=== Available data ===

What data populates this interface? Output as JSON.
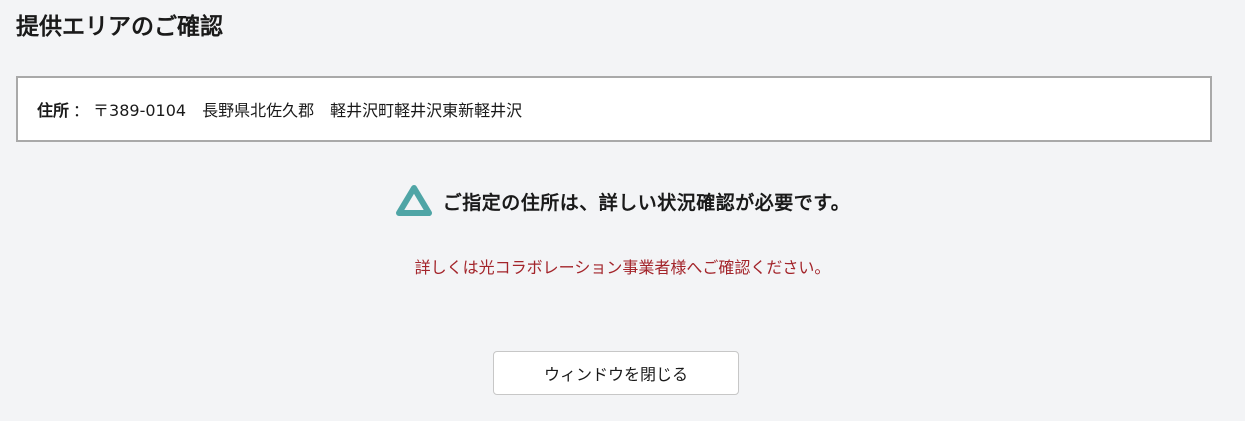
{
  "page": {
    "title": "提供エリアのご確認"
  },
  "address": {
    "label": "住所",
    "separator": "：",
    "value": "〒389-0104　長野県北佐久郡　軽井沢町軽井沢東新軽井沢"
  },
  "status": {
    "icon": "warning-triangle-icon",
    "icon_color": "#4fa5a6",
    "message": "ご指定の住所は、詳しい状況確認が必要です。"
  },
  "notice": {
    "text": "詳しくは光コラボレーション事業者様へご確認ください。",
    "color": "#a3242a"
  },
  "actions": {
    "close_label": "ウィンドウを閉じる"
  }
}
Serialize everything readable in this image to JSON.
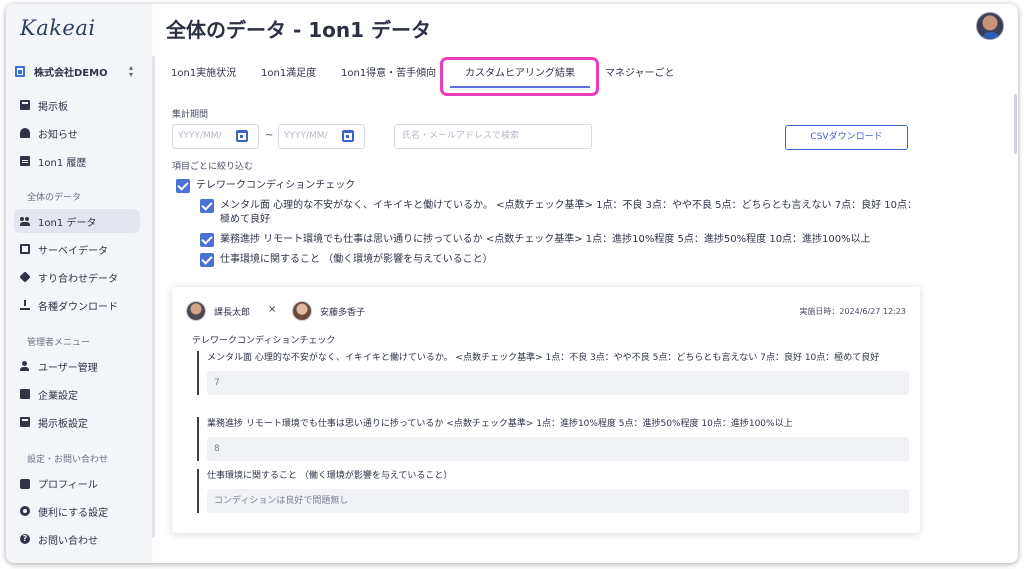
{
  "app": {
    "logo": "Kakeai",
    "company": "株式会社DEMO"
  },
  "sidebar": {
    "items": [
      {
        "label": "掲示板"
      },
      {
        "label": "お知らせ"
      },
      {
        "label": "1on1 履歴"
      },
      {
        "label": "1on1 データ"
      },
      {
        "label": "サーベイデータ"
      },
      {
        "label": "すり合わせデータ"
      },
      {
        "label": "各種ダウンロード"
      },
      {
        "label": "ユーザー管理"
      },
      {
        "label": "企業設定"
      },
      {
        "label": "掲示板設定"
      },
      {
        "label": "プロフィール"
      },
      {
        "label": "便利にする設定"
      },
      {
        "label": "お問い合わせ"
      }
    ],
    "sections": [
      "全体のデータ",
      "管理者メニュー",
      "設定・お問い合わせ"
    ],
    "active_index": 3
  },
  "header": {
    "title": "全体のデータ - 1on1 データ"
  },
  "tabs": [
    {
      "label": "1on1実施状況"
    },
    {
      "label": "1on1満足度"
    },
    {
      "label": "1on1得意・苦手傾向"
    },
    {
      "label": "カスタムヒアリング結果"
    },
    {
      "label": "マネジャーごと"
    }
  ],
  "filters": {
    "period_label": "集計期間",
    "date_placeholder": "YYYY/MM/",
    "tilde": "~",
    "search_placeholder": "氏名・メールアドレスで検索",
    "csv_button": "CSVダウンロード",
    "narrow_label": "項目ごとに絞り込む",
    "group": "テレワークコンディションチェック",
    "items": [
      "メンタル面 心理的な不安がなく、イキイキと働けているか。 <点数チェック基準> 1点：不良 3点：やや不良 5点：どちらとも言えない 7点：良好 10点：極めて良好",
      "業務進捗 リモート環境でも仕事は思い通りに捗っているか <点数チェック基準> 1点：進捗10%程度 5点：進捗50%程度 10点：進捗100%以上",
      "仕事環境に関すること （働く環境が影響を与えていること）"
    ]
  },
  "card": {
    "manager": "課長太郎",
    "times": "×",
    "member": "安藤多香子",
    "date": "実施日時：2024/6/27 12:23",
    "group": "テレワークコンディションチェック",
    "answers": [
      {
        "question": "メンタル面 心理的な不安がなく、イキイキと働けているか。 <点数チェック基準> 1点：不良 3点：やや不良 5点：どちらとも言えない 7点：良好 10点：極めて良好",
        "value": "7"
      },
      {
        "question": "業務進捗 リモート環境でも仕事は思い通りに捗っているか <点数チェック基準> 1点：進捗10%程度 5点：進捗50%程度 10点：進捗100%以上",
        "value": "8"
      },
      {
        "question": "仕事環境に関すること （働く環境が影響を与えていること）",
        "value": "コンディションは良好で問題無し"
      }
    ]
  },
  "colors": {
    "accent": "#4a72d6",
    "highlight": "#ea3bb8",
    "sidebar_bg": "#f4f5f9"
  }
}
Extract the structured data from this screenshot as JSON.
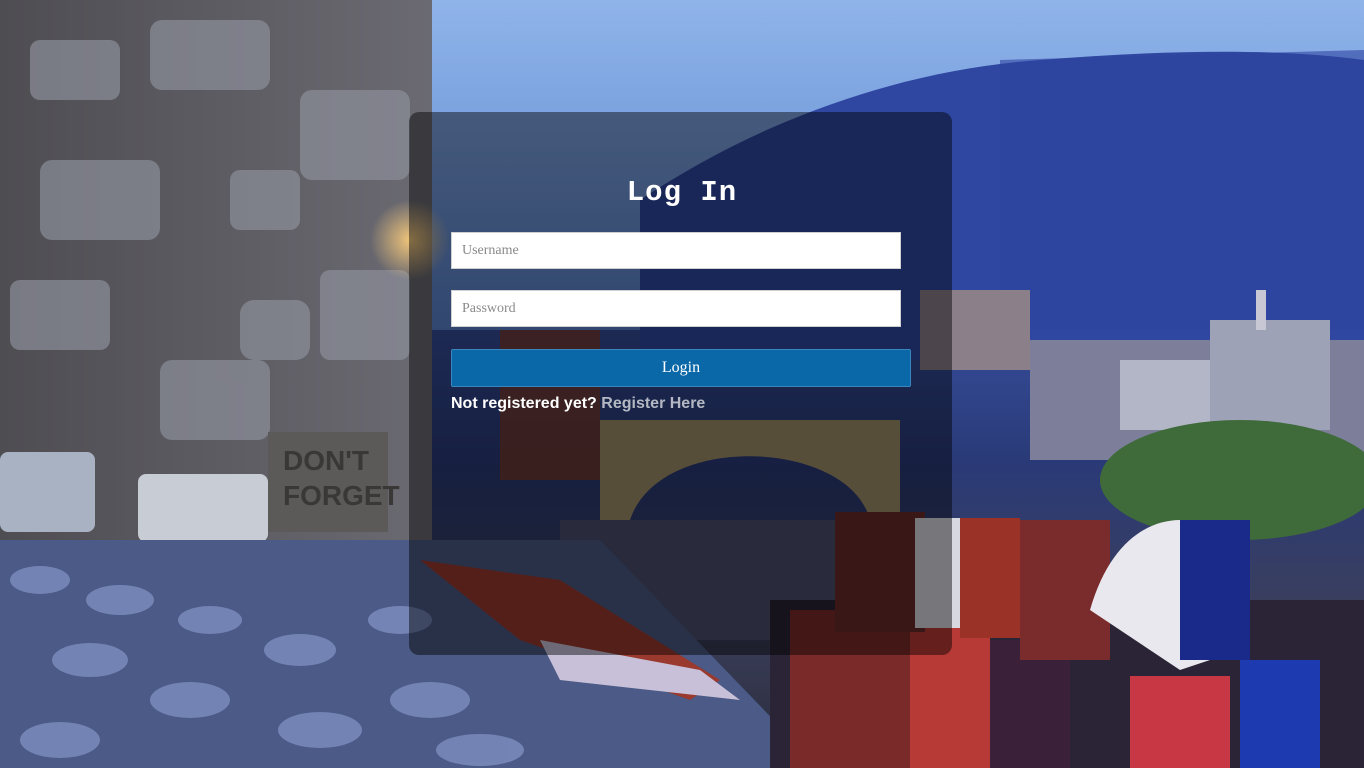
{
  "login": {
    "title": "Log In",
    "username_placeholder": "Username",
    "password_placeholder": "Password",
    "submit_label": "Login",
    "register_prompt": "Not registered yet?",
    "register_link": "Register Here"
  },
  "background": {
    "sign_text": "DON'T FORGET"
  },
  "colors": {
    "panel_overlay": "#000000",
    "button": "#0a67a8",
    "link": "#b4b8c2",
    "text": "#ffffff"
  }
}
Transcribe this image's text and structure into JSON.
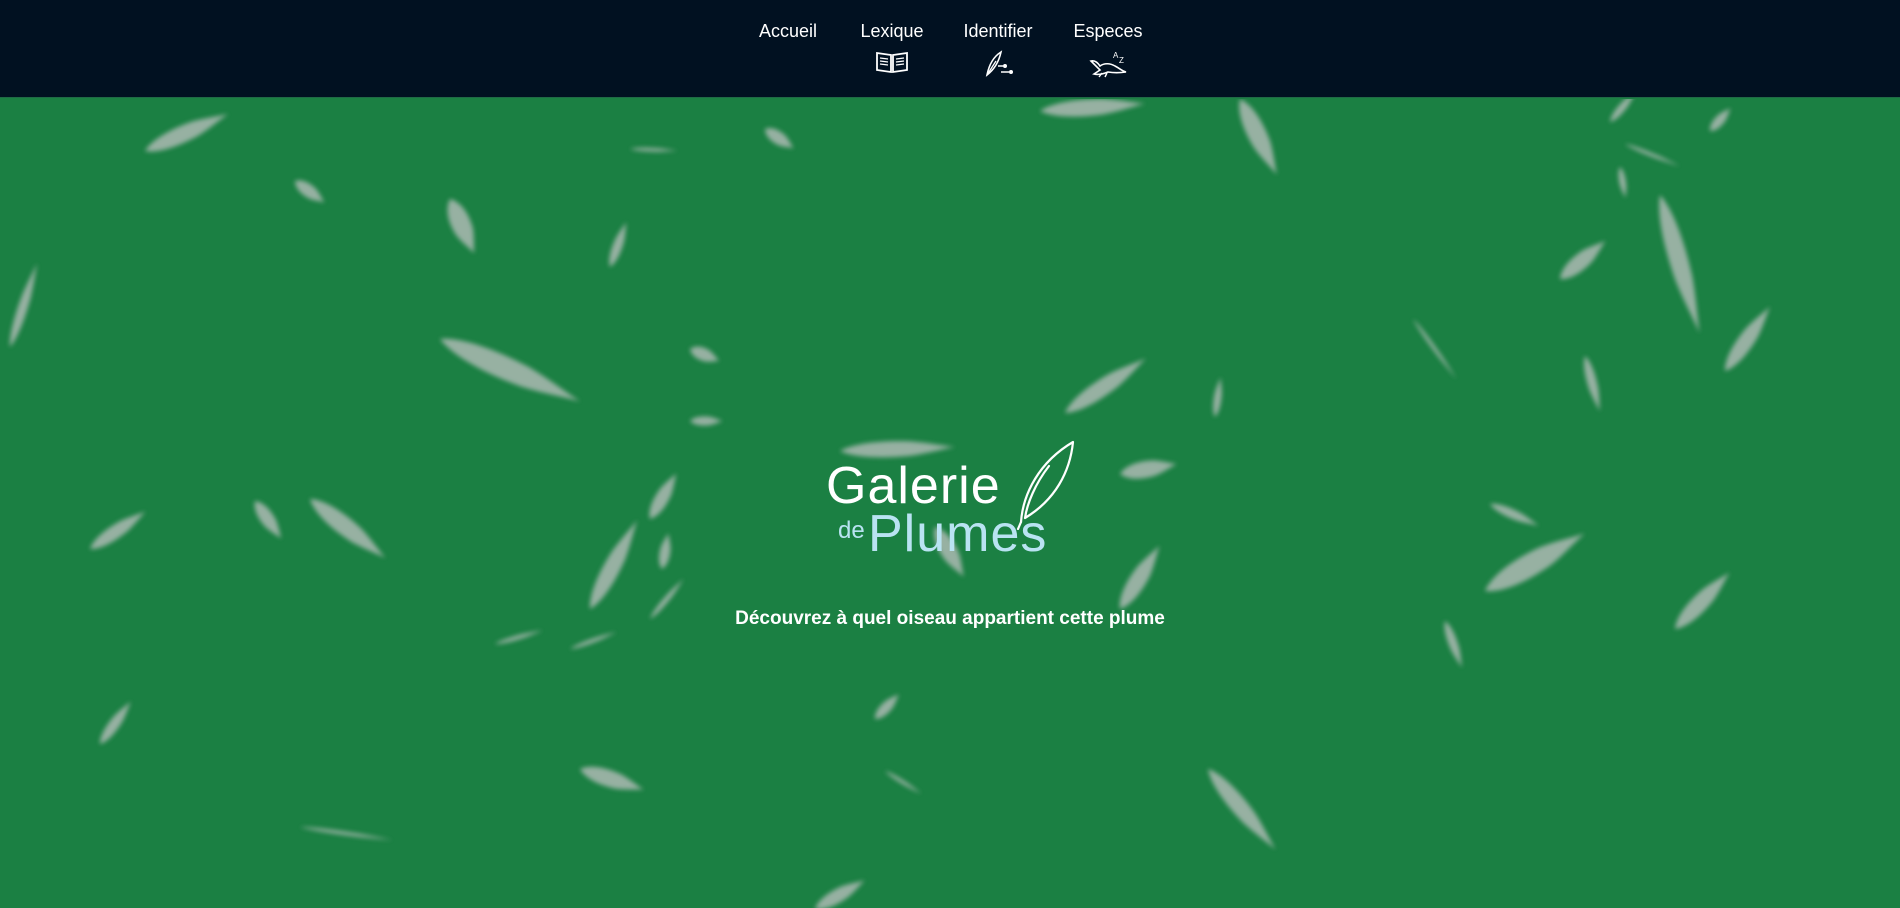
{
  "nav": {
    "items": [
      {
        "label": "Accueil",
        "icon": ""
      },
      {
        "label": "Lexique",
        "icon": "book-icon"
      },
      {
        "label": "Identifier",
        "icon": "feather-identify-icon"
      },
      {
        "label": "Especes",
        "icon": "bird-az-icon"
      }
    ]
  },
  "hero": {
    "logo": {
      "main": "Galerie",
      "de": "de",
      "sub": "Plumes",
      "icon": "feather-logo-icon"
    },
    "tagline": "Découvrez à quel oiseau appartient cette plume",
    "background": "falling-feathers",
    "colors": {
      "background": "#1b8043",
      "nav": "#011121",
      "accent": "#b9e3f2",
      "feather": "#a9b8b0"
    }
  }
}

===

**Description of the task**
Set the listing down in full and exactly. Pictures within it should not appear in the copy.

**Correct response**
What data populates this interface? Output as JSON.
{
  "page": {
    "title": "提供エリアのご確認"
  },
  "address": {
    "label": "住所",
    "separator": "：",
    "value": "〒389-0104　長野県北佐久郡　軽井沢町軽井沢東新軽井沢"
  },
  "status": {
    "icon": "warning-triangle-icon",
    "icon_color": "#4fa5a6",
    "message": "ご指定の住所は、詳しい状況確認が必要です。"
  },
  "notice": {
    "text": "詳しくは光コラボレーション事業者様へご確認ください。",
    "color": "#a3242a"
  },
  "actions": {
    "close_label": "ウィンドウを閉じる"
  }
}
Serialize everything readable in this image to JSON.
{
  "app": {
    "logo": "Kakeai",
    "company": "株式会社DEMO"
  },
  "sidebar": {
    "items": [
      {
        "label": "掲示板"
      },
      {
        "label": "お知らせ"
      },
      {
        "label": "1on1 履歴"
      },
      {
        "label": "1on1 データ"
      },
      {
        "label": "サーベイデータ"
      },
      {
        "label": "すり合わせデータ"
      },
      {
        "label": "各種ダウンロード"
      },
      {
        "label": "ユーザー管理"
      },
      {
        "label": "企業設定"
      },
      {
        "label": "掲示板設定"
      },
      {
        "label": "プロフィール"
      },
      {
        "label": "便利にする設定"
      },
      {
        "label": "お問い合わせ"
      }
    ],
    "sections": [
      "全体のデータ",
      "管理者メニュー",
      "設定・お問い合わせ"
    ],
    "active_index": 3
  },
  "header": {
    "title": "全体のデータ - 1on1 データ"
  },
  "tabs": [
    {
      "label": "1on1実施状況"
    },
    {
      "label": "1on1満足度"
    },
    {
      "label": "1on1得意・苦手傾向"
    },
    {
      "label": "カスタムヒアリング結果"
    },
    {
      "label": "マネジャーごと"
    }
  ],
  "filters": {
    "period_label": "集計期間",
    "date_placeholder": "YYYY/MM/",
    "tilde": "~",
    "search_placeholder": "氏名・メールアドレスで検索",
    "csv_button": "CSVダウンロード",
    "narrow_label": "項目ごとに絞り込む",
    "group": "テレワークコンディションチェック",
    "items": [
      "メンタル面 心理的な不安がなく、イキイキと働けているか。 <点数チェック基準> 1点：不良 3点：やや不良 5点：どちらとも言えない 7点：良好 10点：極めて良好",
      "業務進捗 リモート環境でも仕事は思い通りに捗っているか <点数チェック基準> 1点：進捗10%程度 5点：進捗50%程度 10点：進捗100%以上",
      "仕事環境に関すること （働く環境が影響を与えていること）"
    ]
  },
  "card": {
    "manager": "課長太郎",
    "times": "×",
    "member": "安藤多香子",
    "date": "実施日時：2024/6/27 12:23",
    "group": "テレワークコンディションチェック",
    "answers": [
      {
        "question": "メンタル面 心理的な不安がなく、イキイキと働けているか。 <点数チェック基準> 1点：不良 3点：やや不良 5点：どちらとも言えない 7点：良好 10点：極めて良好",
        "value": "7"
      },
      {
        "question": "業務進捗 リモート環境でも仕事は思い通りに捗っているか <点数チェック基準> 1点：進捗10%程度 5点：進捗50%程度 10点：進捗100%以上",
        "value": "8"
      },
      {
        "question": "仕事環境に関すること （働く環境が影響を与えていること）",
        "value": "コンディションは良好で問題無し"
      }
    ]
  },
  "colors": {
    "accent": "#4a72d6",
    "highlight": "#ea3bb8",
    "sidebar_bg": "#f4f5f9"
  }
}
Extract the structured data from this screenshot as JSON.
{
  "login": {
    "title": "Log In",
    "username_placeholder": "Username",
    "password_placeholder": "Password",
    "submit_label": "Login",
    "register_prompt": "Not registered yet?",
    "register_link": "Register Here"
  },
  "background": {
    "sign_text": "DON'T FORGET"
  },
  "colors": {
    "panel_overlay": "#000000",
    "button": "#0a67a8",
    "link": "#b4b8c2",
    "text": "#ffffff"
  }
}
Transcribe this image's text and structure into JSON.
{
  "nav": {
    "items": [
      {
        "label": "Accueil",
        "icon": ""
      },
      {
        "label": "Lexique",
        "icon": "book-icon"
      },
      {
        "label": "Identifier",
        "icon": "feather-identify-icon"
      },
      {
        "label": "Especes",
        "icon": "bird-az-icon"
      }
    ]
  },
  "hero": {
    "logo": {
      "main": "Galerie",
      "de": "de",
      "sub": "Plumes",
      "icon": "feather-logo-icon"
    },
    "tagline": "Découvrez à quel oiseau appartient cette plume",
    "background": "falling-feathers",
    "colors": {
      "background": "#1b8043",
      "nav": "#011121",
      "accent": "#b9e3f2",
      "feather": "#a9b8b0"
    }
  }
}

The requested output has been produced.